# TASK DATA
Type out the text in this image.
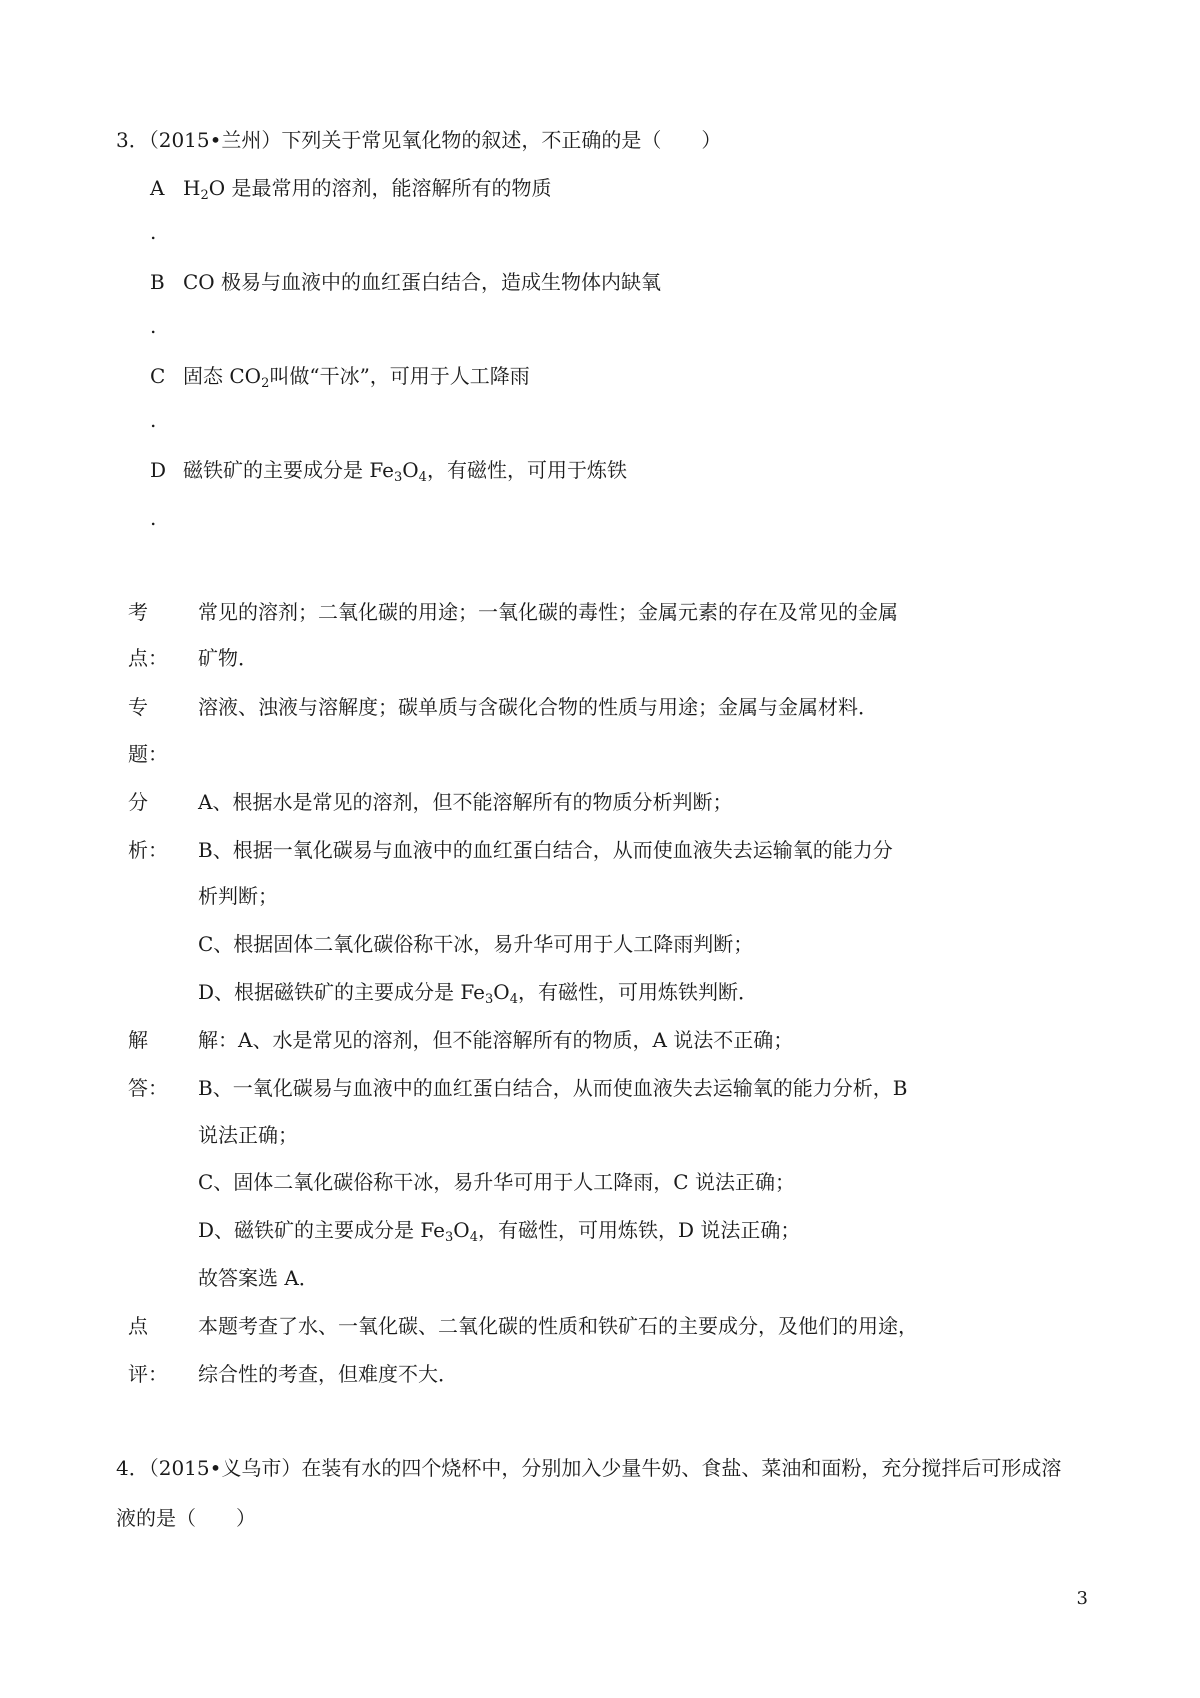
3．（2015•兰州）下列关于常见氧化物的叙述，不正确的是（　　）
A $H_2O$ 是最常用的溶剂，能溶解所有的物质
.
B CO 极易与血液中的血红蛋白结合，造成生物体内缺氧
.
C 固态 $CO_2$叫做“干冰”，可用于人工降雨
.
D 磁铁矿的主要成分是 $Fe_3O_4$，有磁性，可用于炼铁
.
考
点：
常见的溶剂；二氧化碳的用途；一氧化碳的毒性；金属元素的存在及常见的金属
矿物．
专
题：
溶液、浊液与溶解度；碳单质与含碳化合物的性质与用途；金属与金属材料．
分
析：
A、根据水是常见的溶剂，但不能溶解所有的物质分析判断；
B、根据一氧化碳易与血液中的血红蛋白结合，从而使血液失去运输氧的能力分
析判断；
C、根据固体二氧化碳俗称干冰，易升华可用于人工降雨判断；
D、根据磁铁矿的主要成分是 $Fe_3O_4$，有磁性，可用炼铁判断．
解
答：
解：A、水是常见的溶剂，但不能溶解所有的物质，A 说法不正确；
B、一氧化碳易与血液中的血红蛋白结合，从而使血液失去运输氧的能力分析，B
说法正确；
C、固体二氧化碳俗称干冰，易升华可用于人工降雨，C 说法正确；
D、磁铁矿的主要成分是 $Fe_3O_4$，有磁性，可用炼铁，D 说法正确；
故答案选 A．
点
评：
本题考查了水、一氧化碳、二氧化碳的性质和铁矿石的主要成分，及他们的用途，
综合性的考查，但难度不大．
4．（2015•义乌市）在装有水的四个烧杯中，分别加入少量牛奶、食盐、菜油和面粉，充分搅拌后可形成溶
液的是（　　）
3
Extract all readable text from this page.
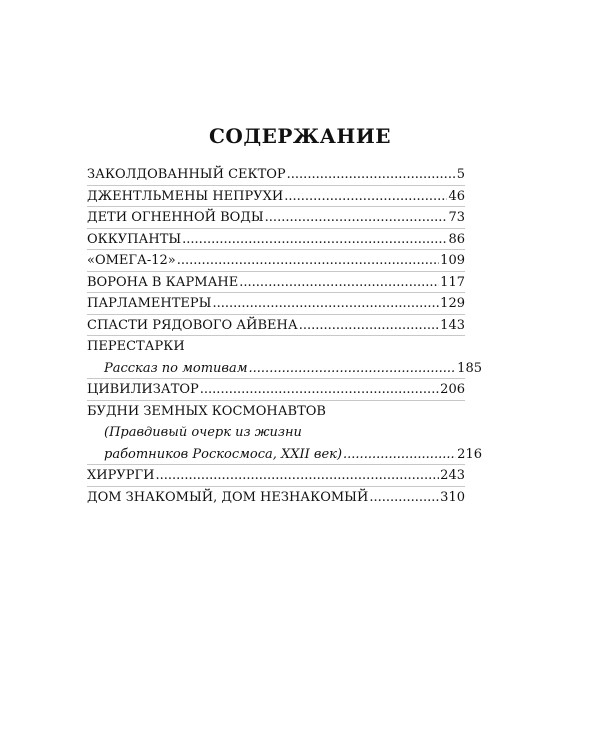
СОДЕРЖАНИЕ
ЗАКОЛДОВАННЫЙ СЕКТОР .....	5
ДЖЕНТЛЬМЕНЫ НЕПРУХИ .....	46
ДЕТИ ОГНЕННОЙ ВОДЫ .....	73
ОККУПАНТЫ .....	86
«ОМЕГА-12» .....	109
ВОРОНА В КАРМАНЕ .....	117
ПАРЛАМЕНТЕРЫ .....	129
СПАСТИ РЯДОВОГО АЙВЕНА .....	143
ПЕРЕСТАРКИ
Рассказ по мотивам .....	185
ЦИВИЛИЗАТОР .....	206
БУДНИ ЗЕМНЫХ КОСМОНАВТОВ
(Правдивый очерк из жизни
работников Роскосмоса, XXII век) .....	216
ХИРУРГИ .....	243
ДОМ ЗНАКОМЫЙ, ДОМ НЕЗНАКОМЫЙ .....	310
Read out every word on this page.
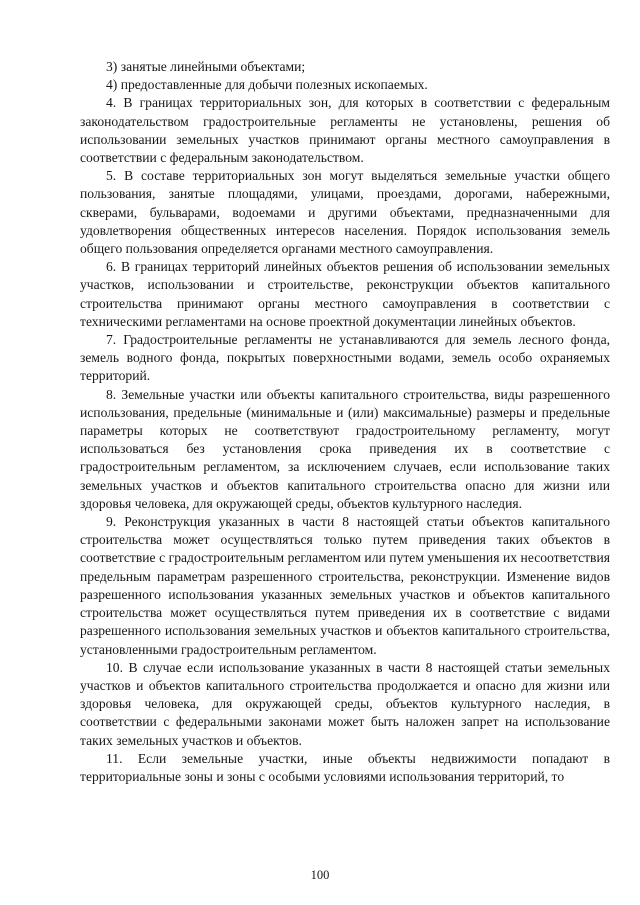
3) занятые линейными объектами;

4) предоставленные для добычи полезных ископаемых.

4. В границах территориальных зон, для которых в соответствии с федеральным законодательством градостроительные регламенты не установлены, решения об использовании земельных участков принимают органы местного самоуправления в соответствии с федеральным законодательством.

5. В составе территориальных зон могут выделяться земельные участки общего пользования, занятые площадями, улицами, проездами, дорогами, набережными, скверами, бульварами, водоемами и другими объектами, предназначенными для удовлетворения общественных интересов населения. Порядок использования земель общего пользования определяется органами местного самоуправления.

6. В границах территорий линейных объектов решения об использовании земельных участков, использовании и строительстве, реконструкции объектов капитального строительства принимают органы местного самоуправления в соответствии с техническими регламентами на основе проектной документации линейных объектов.

7. Градостроительные регламенты не устанавливаются для земель лесного фонда, земель водного фонда, покрытых поверхностными водами, земель особо охраняемых территорий.

8. Земельные участки или объекты капитального строительства, виды разрешенного использования, предельные (минимальные и (или) максимальные) размеры и предельные параметры которых не соответствуют градостроительному регламенту, могут использоваться без установления срока приведения их в соответствие с градостроительным регламентом, за исключением случаев, если использование таких земельных участков и объектов капитального строительства опасно для жизни или здоровья человека, для окружающей среды, объектов культурного наследия.

9. Реконструкция указанных в части 8 настоящей статьи объектов капитального строительства может осуществляться только путем приведения таких объектов в соответствие с градостроительным регламентом или путем уменьшения их несоответствия предельным параметрам разрешенного строительства, реконструкции. Изменение видов разрешенного использования указанных земельных участков и объектов капитального строительства может осуществляться путем приведения их в соответствие с видами разрешенного использования земельных участков и объектов капитального строительства, установленными градостроительным регламентом.

10. В случае если использование указанных в части 8 настоящей статьи земельных участков и объектов капитального строительства продолжается и опасно для жизни или здоровья человека, для окружающей среды, объектов культурного наследия, в соответствии с федеральными законами может быть наложен запрет на использование таких земельных участков и объектов.

11. Если земельные участки, иные объекты недвижимости попадают в территориальные зоны и зоны с особыми условиями использования территорий, то

100
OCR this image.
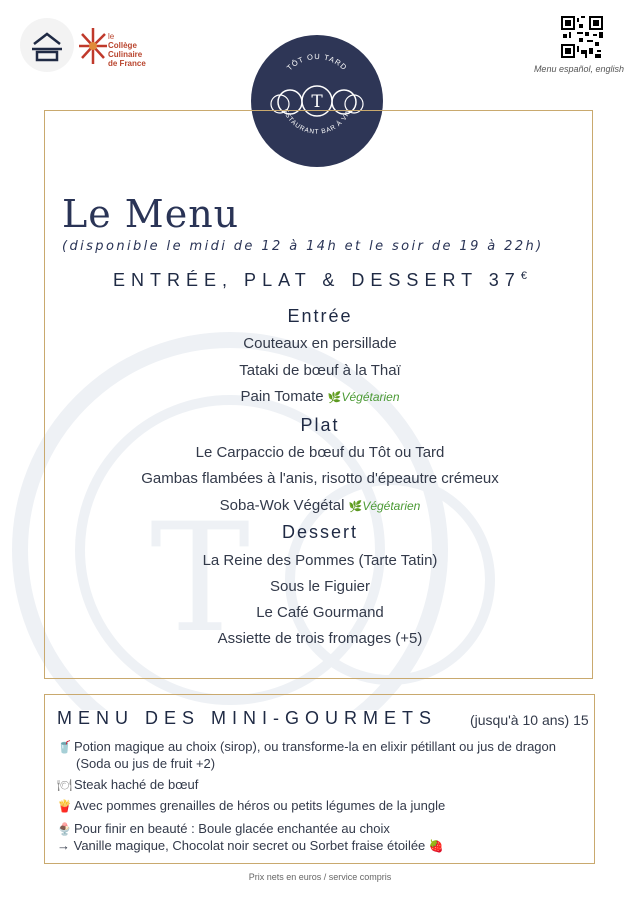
T
le
Collège
Culinaire
de France	TÔT OU TARD
T
ESTAURANT BAR À VIN
Menu español, english
Le Menu
(disponible le midi de 12 à 14h et le soir de 19 à 22h)
ENTRÉE, PLAT & DESSERT 37€
Entrée
Couteaux en persillade
Tataki de bœuf à la Thaï
Pain Tomate 🌿Végétarien
Plat
Le Carpaccio de bœuf du Tôt ou Tard
Gambas flambées à l'anis, risotto d'épeautre crémeux
Soba-Wok Végétal 🌿Végétarien
Dessert
La Reine des Pommes (Tarte Tatin)
Sous le Figuier
Le Café Gourmand
Assiette de trois fromages (+5)
MENU DES MINI-GOURMETS (jusqu'à 10 ans) 15
🥤 Potion magique au choix (sirop), ou transforme-la en elixir pétillant ou jus de dragon
(Soda ou jus de fruit +2)
🍽 Steak haché de bœuf
🍟 Avec pommes grenailles de héros ou petits légumes de la jungle
🍨 Pour finir en beauté : Boule glacée enchantée au choix
→ Vanille magique, Chocolat noir secret ou Sorbet fraise étoilée 🍓
Prix nets en euros / service compris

# TASK DESCRIPTION
Every line of text is to be repeated exactly; pictures are left out.

# RESULT OF THIS TASK
Type out the text in this image.
3．（2015•兰州）下列关于常见氧化物的叙述，不正确的是（　　）
A $H_2O$ 是最常用的溶剂，能溶解所有的物质
.
B CO 极易与血液中的血红蛋白结合，造成生物体内缺氧
.
C 固态 $CO_2$叫做“干冰”，可用于人工降雨
.
D 磁铁矿的主要成分是 $Fe_3O_4$，有磁性，可用于炼铁
.
考
点：
常见的溶剂；二氧化碳的用途；一氧化碳的毒性；金属元素的存在及常见的金属
矿物．
专
题：
溶液、浊液与溶解度；碳单质与含碳化合物的性质与用途；金属与金属材料．
分
析：
A、根据水是常见的溶剂，但不能溶解所有的物质分析判断；
B、根据一氧化碳易与血液中的血红蛋白结合，从而使血液失去运输氧的能力分
析判断；
C、根据固体二氧化碳俗称干冰，易升华可用于人工降雨判断；
D、根据磁铁矿的主要成分是 $Fe_3O_4$，有磁性，可用炼铁判断．
解
答：
解：A、水是常见的溶剂，但不能溶解所有的物质，A 说法不正确；
B、一氧化碳易与血液中的血红蛋白结合，从而使血液失去运输氧的能力分析，B
说法正确；
C、固体二氧化碳俗称干冰，易升华可用于人工降雨，C 说法正确；
D、磁铁矿的主要成分是 $Fe_3O_4$，有磁性，可用炼铁，D 说法正确；
故答案选 A．
点
评：
本题考查了水、一氧化碳、二氧化碳的性质和铁矿石的主要成分，及他们的用途，
综合性的考查，但难度不大．
4．（2015•义乌市）在装有水的四个烧杯中，分别加入少量牛奶、食盐、菜油和面粉，充分搅拌后可形成溶
液的是（　　）
3
Extract all readable text from this page.
СОДЕРЖАНИЕ
ЗАКОЛДОВАННЫЙ СЕКТОР .....	5
ДЖЕНТЛЬМЕНЫ НЕПРУХИ .....	46
ДЕТИ ОГНЕННОЙ ВОДЫ .....	73
ОККУПАНТЫ .....	86
«ОМЕГА-12» .....	109
ВОРОНА В КАРМАНЕ .....	117
ПАРЛАМЕНТЕРЫ .....	129
СПАСТИ РЯДОВОГО АЙВЕНА .....	143
ПЕРЕСТАРКИ
Рассказ по мотивам .....	185
ЦИВИЛИЗАТОР .....	206
БУДНИ ЗЕМНЫХ КОСМОНАВТОВ
(Правдивый очерк из жизни
работников Роскосмоса, XXII век) .....	216
ХИРУРГИ .....	243
ДОМ ЗНАКОМЫЙ, ДОМ НЕЗНАКОМЫЙ .....	310
Read out every word on this page.
3) занятые линейными объектами;

4) предоставленные для добычи полезных ископаемых.

4. В границах территориальных зон, для которых в соответствии с федеральным законодательством градостроительные регламенты не установлены, решения об использовании земельных участков принимают органы местного самоуправления в соответствии с федеральным законодательством.

5. В составе территориальных зон могут выделяться земельные участки общего пользования, занятые площадями, улицами, проездами, дорогами, набережными, скверами, бульварами, водоемами и другими объектами, предназначенными для удовлетворения общественных интересов населения. Порядок использования земель общего пользования определяется органами местного самоуправления.

6. В границах территорий линейных объектов решения об использовании земельных участков, использовании и строительстве, реконструкции объектов капитального строительства принимают органы местного самоуправления в соответствии с техническими регламентами на основе проектной документации линейных объектов.

7. Градостроительные регламенты не устанавливаются для земель лесного фонда, земель водного фонда, покрытых поверхностными водами, земель особо охраняемых территорий.

8. Земельные участки или объекты капитального строительства, виды разрешенного использования, предельные (минимальные и (или) максимальные) размеры и предельные параметры которых не соответствуют градостроительному регламенту, могут использоваться без установления срока приведения их в соответствие с градостроительным регламентом, за исключением случаев, если использование таких земельных участков и объектов капитального строительства опасно для жизни или здоровья человека, для окружающей среды, объектов культурного наследия.

9. Реконструкция указанных в части 8 настоящей статьи объектов капитального строительства может осуществляться только путем приведения таких объектов в соответствие с градостроительным регламентом или путем уменьшения их несоответствия предельным параметрам разрешенного строительства, реконструкции. Изменение видов разрешенного использования указанных земельных участков и объектов капитального строительства может осуществляться путем приведения их в соответствие с видами разрешенного использования земельных участков и объектов капитального строительства, установленными градостроительным регламентом.

10. В случае если использование указанных в части 8 настоящей статьи земельных участков и объектов капитального строительства продолжается и опасно для жизни или здоровья человека, для окружающей среды, объектов культурного наследия, в соответствии с федеральными законами может быть наложен запрет на использование таких земельных участков и объектов.

11. Если земельные участки, иные объекты недвижимости попадают в территориальные зоны и зоны с особыми условиями использования территорий, то

100
OCR this image.
T
le
Collège
Culinaire
de France	TÔT OU TARD
T
ESTAURANT BAR À VIN
Menu español, english
Le Menu
(disponible le midi de 12 à 14h et le soir de 19 à 22h)
ENTRÉE, PLAT & DESSERT 37€
Entrée
Couteaux en persillade
Tataki de bœuf à la Thaï
Pain Tomate 🌿Végétarien
Plat
Le Carpaccio de bœuf du Tôt ou Tard
Gambas flambées à l'anis, risotto d'épeautre crémeux
Soba-Wok Végétal 🌿Végétarien
Dessert
La Reine des Pommes (Tarte Tatin)
Sous le Figuier
Le Café Gourmand
Assiette de trois fromages (+5)
MENU DES MINI-GOURMETS (jusqu'à 10 ans) 15
🥤 Potion magique au choix (sirop), ou transforme-la en elixir pétillant ou jus de dragon
(Soda ou jus de fruit +2)
🍽 Steak haché de bœuf
🍟 Avec pommes grenailles de héros ou petits légumes de la jungle
🍨 Pour finir en beauté : Boule glacée enchantée au choix
→ Vanille magique, Chocolat noir secret ou Sorbet fraise étoilée 🍓
Prix nets en euros / service compris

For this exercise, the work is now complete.